Work to be completed >> In the material below, identify each line bearing the word "title". Reproduce those lines.

Input >>

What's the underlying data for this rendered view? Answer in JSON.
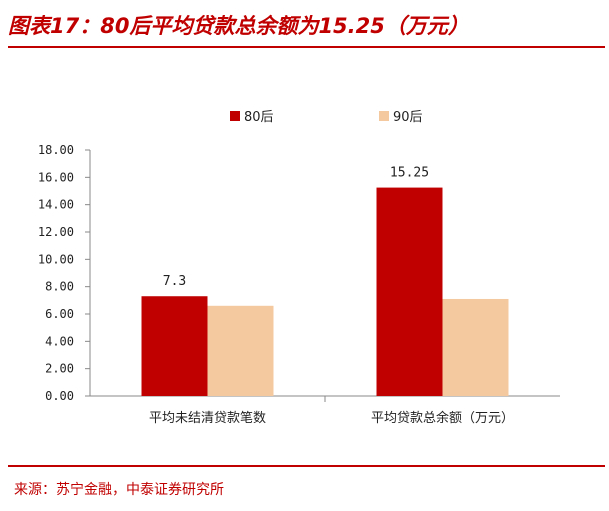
{
  "header": {
    "title": "图表17：80后平均贷款总余额为15.25（万元）"
  },
  "footer": {
    "source": "来源：苏宁金融，中泰证券研究所"
  },
  "colors": {
    "accent": "#c00000",
    "series_80": "#c00000",
    "series_90": "#f5c9a0"
  },
  "chart_data": {
    "type": "bar",
    "title": "",
    "xlabel": "",
    "ylabel": "",
    "categories": [
      "平均未结清贷款笔数",
      "平均贷款总余额（万元）"
    ],
    "series": [
      {
        "name": "80后",
        "values": [
          7.3,
          15.25
        ],
        "labels": [
          "7.3",
          "15.25"
        ]
      },
      {
        "name": "90后",
        "values": [
          6.6,
          7.1
        ],
        "labels": [
          null,
          null
        ]
      }
    ],
    "ylim": [
      0,
      18
    ],
    "yticks": [
      "0.00",
      "2.00",
      "4.00",
      "6.00",
      "8.00",
      "10.00",
      "12.00",
      "14.00",
      "16.00",
      "18.00"
    ],
    "legend": "top-center",
    "grid": false
  }
}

Task result >>
    "title": "图表17：80后平均贷款总余额为15.25（万元）"
    "title": "",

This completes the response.